* START ROWS *

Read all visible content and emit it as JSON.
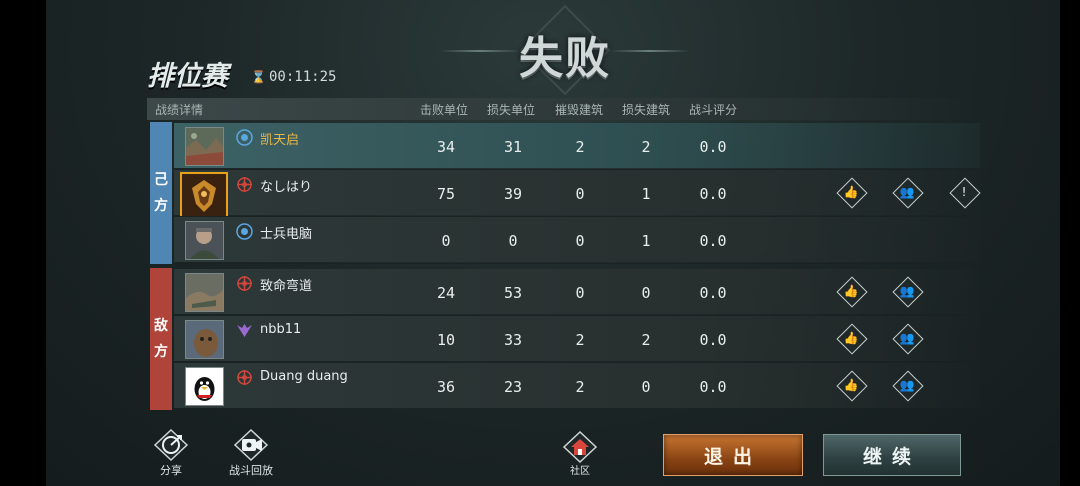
{
  "header": {
    "result": "失败",
    "mode": "排位赛",
    "timer": "00:11:25"
  },
  "table": {
    "section_label": "战绩详情",
    "columns": [
      "击败单位",
      "损失单位",
      "摧毁建筑",
      "损失建筑",
      "战斗评分"
    ]
  },
  "sides": {
    "ally": [
      "己",
      "方"
    ],
    "enemy": [
      "敌",
      "方"
    ]
  },
  "players": [
    {
      "name": "凯天启",
      "kills": "34",
      "lost_units": "31",
      "destroyed_buildings": "2",
      "lost_buildings": "2",
      "score": "0.0",
      "rank_icon": "blue-rank-icon",
      "avatar": "map-thumbnail"
    },
    {
      "name": "なしはり",
      "kills": "75",
      "lost_units": "39",
      "destroyed_buildings": "0",
      "lost_buildings": "1",
      "score": "0.0",
      "rank_icon": "red-rank-icon",
      "avatar": "gold-eagle-portrait"
    },
    {
      "name": "士兵电脑",
      "kills": "0",
      "lost_units": "0",
      "destroyed_buildings": "0",
      "lost_buildings": "1",
      "score": "0.0",
      "rank_icon": "blue-rank-icon",
      "avatar": "soldier-portrait"
    },
    {
      "name": "致命弯道",
      "kills": "24",
      "lost_units": "53",
      "destroyed_buildings": "0",
      "lost_buildings": "0",
      "score": "0.0",
      "rank_icon": "red-rank-icon",
      "avatar": "map-thumbnail"
    },
    {
      "name": "nbb11",
      "kills": "10",
      "lost_units": "33",
      "destroyed_buildings": "2",
      "lost_buildings": "2",
      "score": "0.0",
      "rank_icon": "purple-rank-icon",
      "avatar": "animal-photo"
    },
    {
      "name": "Duang duang",
      "kills": "36",
      "lost_units": "23",
      "destroyed_buildings": "2",
      "lost_buildings": "0",
      "score": "0.0",
      "rank_icon": "red-rank-icon",
      "avatar": "penguin-avatar"
    }
  ],
  "footer": {
    "share": "分享",
    "replay": "战斗回放",
    "community": "社区",
    "exit": "退出",
    "continue": "继续"
  },
  "colors": {
    "ally": "#4f86b3",
    "enemy": "#b0443b",
    "highlight_row": "#3d6265",
    "exit_button": "#c77632",
    "name_highlight": "#e8b64a"
  }
}
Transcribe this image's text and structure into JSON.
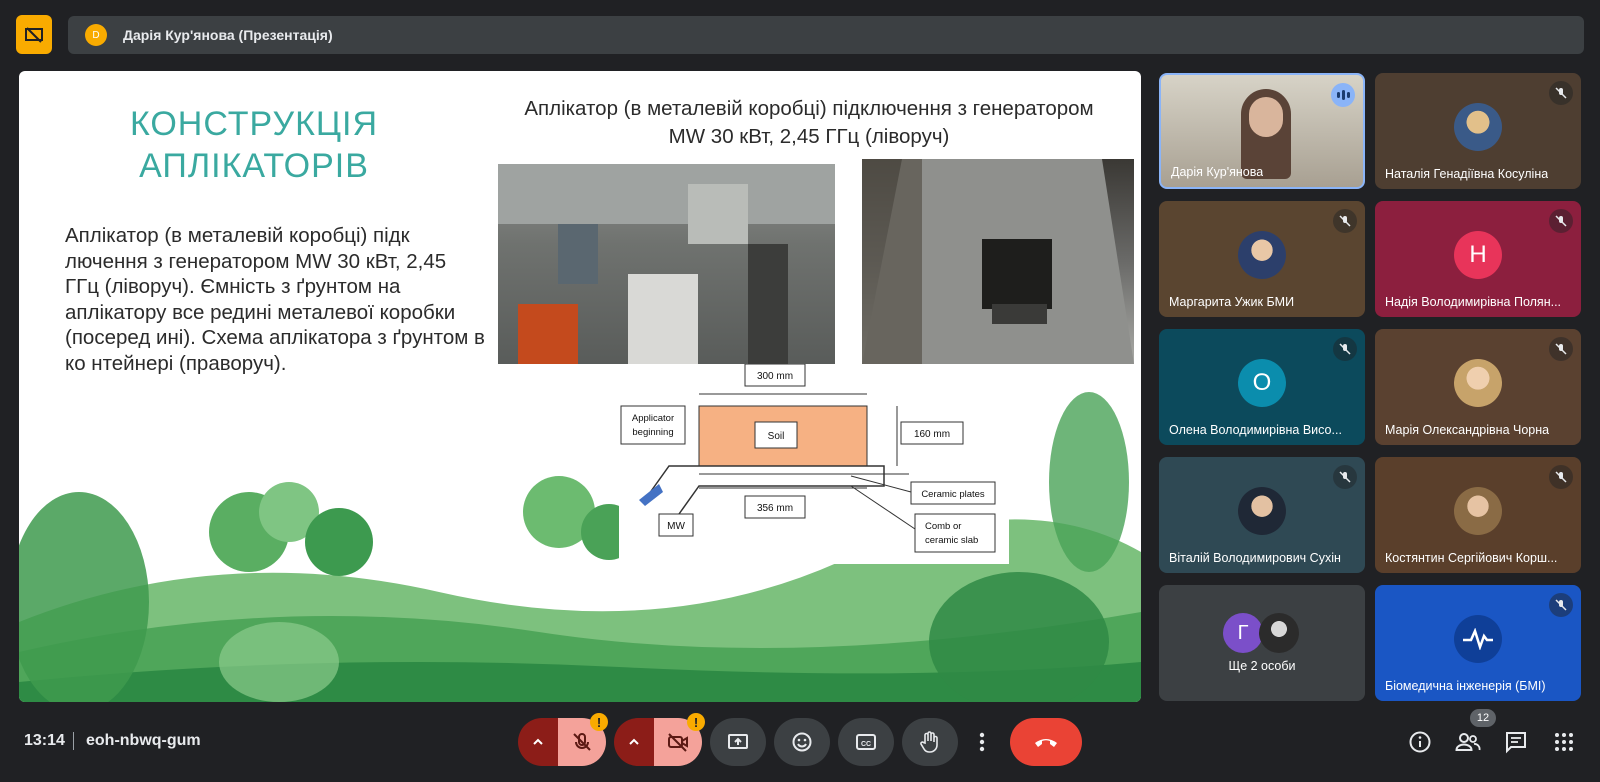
{
  "top_bar": {
    "presenter_initial": "D",
    "presenter_label": "Дарія Кур'янова (Презентація)"
  },
  "slide": {
    "title": "КОНСТРУКЦІЯ АПЛІКАТОРІВ",
    "heading": "Аплікатор (в металевій коробці) підключення з генератором  MW 30 кВт, 2,45 ГГц (ліворуч)",
    "body": "Аплікатор (в металевій коробці) підк лючення з генератором MW 30 кВт, 2,45 ГГц (ліворуч). Ємність з ґрунтом на аплікатору все редині металевої коробки (посеред ині). Схема аплікатора з ґрунтом в ко нтейнері (праворуч).",
    "diagram": {
      "width_label": "300 mm",
      "height_label": "160 mm",
      "bottom_label": "356 mm",
      "soil_label": "Soil",
      "applicator_label_1": "Applicator",
      "applicator_label_2": "beginning",
      "mw_label": "MW",
      "ceramic_label": "Ceramic plates",
      "comb_label_1": "Comb or",
      "comb_label_2": "ceramic slab"
    }
  },
  "participants": [
    {
      "name": "Дарія Кур'янова",
      "type": "video",
      "speaking": true
    },
    {
      "name": "Наталія Генадіївна Косуліна",
      "type": "photo",
      "muted": true
    },
    {
      "name": "Маргарита Ужик БМИ",
      "type": "photo",
      "muted": true
    },
    {
      "name": "Надія Володимирівна Полян...",
      "type": "letter",
      "letter": "Н",
      "color": "#e8345a",
      "muted": true
    },
    {
      "name": "Олена Володимирівна Висо...",
      "type": "letter",
      "letter": "О",
      "color": "#0b8dad",
      "muted": true
    },
    {
      "name": "Марія Олександрівна Чорна",
      "type": "photo",
      "muted": true
    },
    {
      "name": "Віталій Володимирович Сухін",
      "type": "photo",
      "muted": true
    },
    {
      "name": "Костянтин Сергійович Корш...",
      "type": "photo",
      "muted": true
    },
    {
      "name": "Біомедична інженерія (БМІ)",
      "type": "logo",
      "muted": true
    }
  ],
  "others_tile": {
    "label": "Ще 2 особи",
    "letter": "Г"
  },
  "bottom_bar": {
    "time": "13:14",
    "meeting_code": "eoh-nbwq-gum",
    "people_count": "12",
    "warning_glyph": "!"
  },
  "colors": {
    "background": "#202124",
    "accent_yellow": "#f9ab00",
    "hangup_red": "#ea4335",
    "title_teal": "#3aa9a0"
  }
}
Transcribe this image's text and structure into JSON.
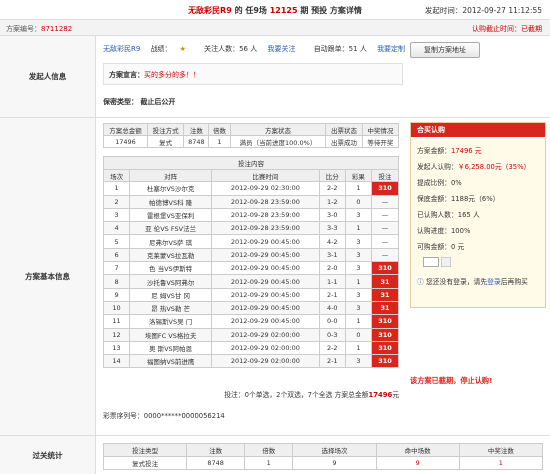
{
  "header": {
    "title_prefix": "无敌彩民R9",
    "title_mid": " 的 任9场 ",
    "title_issue": "12125",
    "title_suffix": " 期 预投 方案详情",
    "time": "发起时间：2012-09-27 11:12:55"
  },
  "subbar": {
    "id_label": "方案编号：",
    "id_value": "8711282",
    "deadline": "认购截止时间：已截期"
  },
  "initiator": {
    "section_label": "发起人信息",
    "user": "无敌彩民R9",
    "record_label": "战绩：",
    "followers": "关注人数：56 人",
    "follow_link": "我要关注",
    "auto_follow": "自动跟单：51 人",
    "custom_link": "我要定制",
    "copy_button": "复制方案地址",
    "declare_label": "方案宣言：",
    "declare_text": "买的多分的多！！",
    "privacy": "保密类型： 截止后公开"
  },
  "basic": {
    "section_label": "方案基本信息",
    "summary_table": {
      "headers": [
        "方案总金额",
        "投注方式",
        "注数",
        "倍数",
        "方案状态",
        "出票状态",
        "中奖情况"
      ],
      "row": [
        "17496",
        "复式",
        "8748",
        "1",
        "满员（当前进度100.0%）",
        "出票成功",
        "等待开奖"
      ]
    },
    "bet_table": {
      "caption": "投注内容",
      "headers": [
        "场次",
        "对阵",
        "比赛时间",
        "比分",
        "彩果",
        "投注"
      ],
      "rows": [
        [
          "1",
          "杜塞尔VS沙尔克",
          "2012-09-29 02:30:00",
          "2-2",
          "1",
          "310"
        ],
        [
          "2",
          "帕德博VS科 隆",
          "2012-09-28 23:59:00",
          "1-2",
          "0",
          "—"
        ],
        [
          "3",
          "雷根堡VS亚保利",
          "2012-09-28 23:59:00",
          "3-0",
          "3",
          "—"
        ],
        [
          "4",
          "亚 伦VS FSV法兰",
          "2012-09-28 23:59:00",
          "3-3",
          "1",
          "—"
        ],
        [
          "5",
          "尼弗尔VS萨 琪",
          "2012-09-29 00:45:00",
          "4-2",
          "3",
          "—"
        ],
        [
          "6",
          "克莱蒙VS拉瓦勒",
          "2012-09-29 00:45:00",
          "3-1",
          "3",
          "—"
        ],
        [
          "7",
          "色 当VS伊斯特",
          "2012-09-29 00:45:00",
          "2-0",
          "3",
          "310"
        ],
        [
          "8",
          "沙托鲁VS阿弗尔",
          "2012-09-29 00:45:00",
          "1-1",
          "1",
          "31"
        ],
        [
          "9",
          "尼 姆VS甘 冈",
          "2012-09-29 00:45:00",
          "2-1",
          "3",
          "31"
        ],
        [
          "10",
          "昂 热VS勒 芒",
          "2012-09-29 00:45:00",
          "4-0",
          "3",
          "31"
        ],
        [
          "11",
          "洛锡斯VS吴 门",
          "2012-09-29 00:45:00",
          "0-0",
          "1",
          "310"
        ],
        [
          "12",
          "埃图FC VS格拉夫",
          "2012-09-29 02:00:00",
          "0-3",
          "0",
          "310"
        ],
        [
          "13",
          "奥 斯VS阿帕恩",
          "2012-09-29 02:00:00",
          "2-2",
          "1",
          "310"
        ],
        [
          "14",
          "福图纳VS前进鹰",
          "2012-09-29 02:00:00",
          "2-1",
          "3",
          "310"
        ]
      ],
      "summary_prefix": "投注：0个单选，2个双选，7个全选 方案总金额",
      "summary_amount": "17496",
      "summary_suffix": "元",
      "serial": "彩票序列号：0000******0000056214"
    },
    "panel": {
      "title": "合买认购",
      "total_label": "方案金额：",
      "total_value": "17496 元",
      "share_label": "发起人认购：",
      "share_value": "￥6,258.00元（35%）",
      "commission": "提成比例：0%",
      "guarantee": "保底金额：1188元（6%）",
      "bought": "已认购人数：165 人",
      "progress": "认购进度：100%",
      "available": "可购金额：0 元",
      "notice_prefix": "您还没有登录，请先",
      "notice_link": "登录",
      "notice_suffix": "后再购买",
      "ended": "该方案已截期，停止认购!"
    }
  },
  "stats": {
    "section_label": "过关统计",
    "headers": [
      "投注类型",
      "注数",
      "倍数",
      "选择场次",
      "命中场数",
      "中奖注数"
    ],
    "row": [
      "复式投注",
      "8748",
      "1",
      "9",
      "9",
      "1"
    ]
  }
}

* END ROWS *

EXERCISE REQUIREMENTS >> Check each line of the entries above for the word "металевій". List the ones that have it.

TASK OUTPUT >>
    "heading": "Аплікатор (в металевій коробці) підключення з генератором  MW 30 кВт, 2,45 ГГц (ліворуч)",
    "body": "Аплікатор (в металевій коробці) підк лючення з генератором MW 30 кВт, 2,45 ГГц (ліворуч). Ємність з ґрунтом на аплікатору все редині металевої коробки (посеред ині). Схема аплікатора з ґрунтом в ко нтейнері (праворуч).",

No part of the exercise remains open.